* STATED EXERCISE: Among the following entries, count the lines that contain "Revenue" and report only the result.

╭─ DATA ROWS

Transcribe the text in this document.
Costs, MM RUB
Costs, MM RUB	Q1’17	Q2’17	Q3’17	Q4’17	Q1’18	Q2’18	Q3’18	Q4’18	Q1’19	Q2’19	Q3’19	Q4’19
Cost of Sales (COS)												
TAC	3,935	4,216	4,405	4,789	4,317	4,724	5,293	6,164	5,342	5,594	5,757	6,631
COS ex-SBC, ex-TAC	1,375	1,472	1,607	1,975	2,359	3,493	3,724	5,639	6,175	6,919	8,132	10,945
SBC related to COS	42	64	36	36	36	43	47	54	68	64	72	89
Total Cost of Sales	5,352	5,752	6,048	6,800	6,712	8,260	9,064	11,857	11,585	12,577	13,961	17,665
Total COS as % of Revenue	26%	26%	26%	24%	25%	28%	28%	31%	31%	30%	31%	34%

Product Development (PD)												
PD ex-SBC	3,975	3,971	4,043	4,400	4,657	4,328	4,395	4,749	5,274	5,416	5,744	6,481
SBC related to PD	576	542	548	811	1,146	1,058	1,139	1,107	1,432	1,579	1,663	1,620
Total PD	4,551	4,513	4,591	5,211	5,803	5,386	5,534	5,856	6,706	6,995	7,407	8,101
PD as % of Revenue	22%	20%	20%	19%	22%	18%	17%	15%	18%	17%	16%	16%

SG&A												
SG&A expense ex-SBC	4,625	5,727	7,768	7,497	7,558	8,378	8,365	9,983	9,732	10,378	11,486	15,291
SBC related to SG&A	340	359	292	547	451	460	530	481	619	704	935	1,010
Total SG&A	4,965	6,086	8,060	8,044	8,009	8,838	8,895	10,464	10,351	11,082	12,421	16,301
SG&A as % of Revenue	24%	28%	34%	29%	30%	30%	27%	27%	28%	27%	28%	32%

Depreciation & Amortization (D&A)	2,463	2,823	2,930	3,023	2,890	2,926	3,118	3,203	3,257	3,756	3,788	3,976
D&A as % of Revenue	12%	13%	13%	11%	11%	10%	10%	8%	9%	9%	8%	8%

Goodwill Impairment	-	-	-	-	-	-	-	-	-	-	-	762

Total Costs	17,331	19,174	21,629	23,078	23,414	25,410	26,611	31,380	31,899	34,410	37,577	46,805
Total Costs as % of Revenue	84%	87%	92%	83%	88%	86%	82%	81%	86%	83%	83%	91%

╰─

* OUTPUT: 5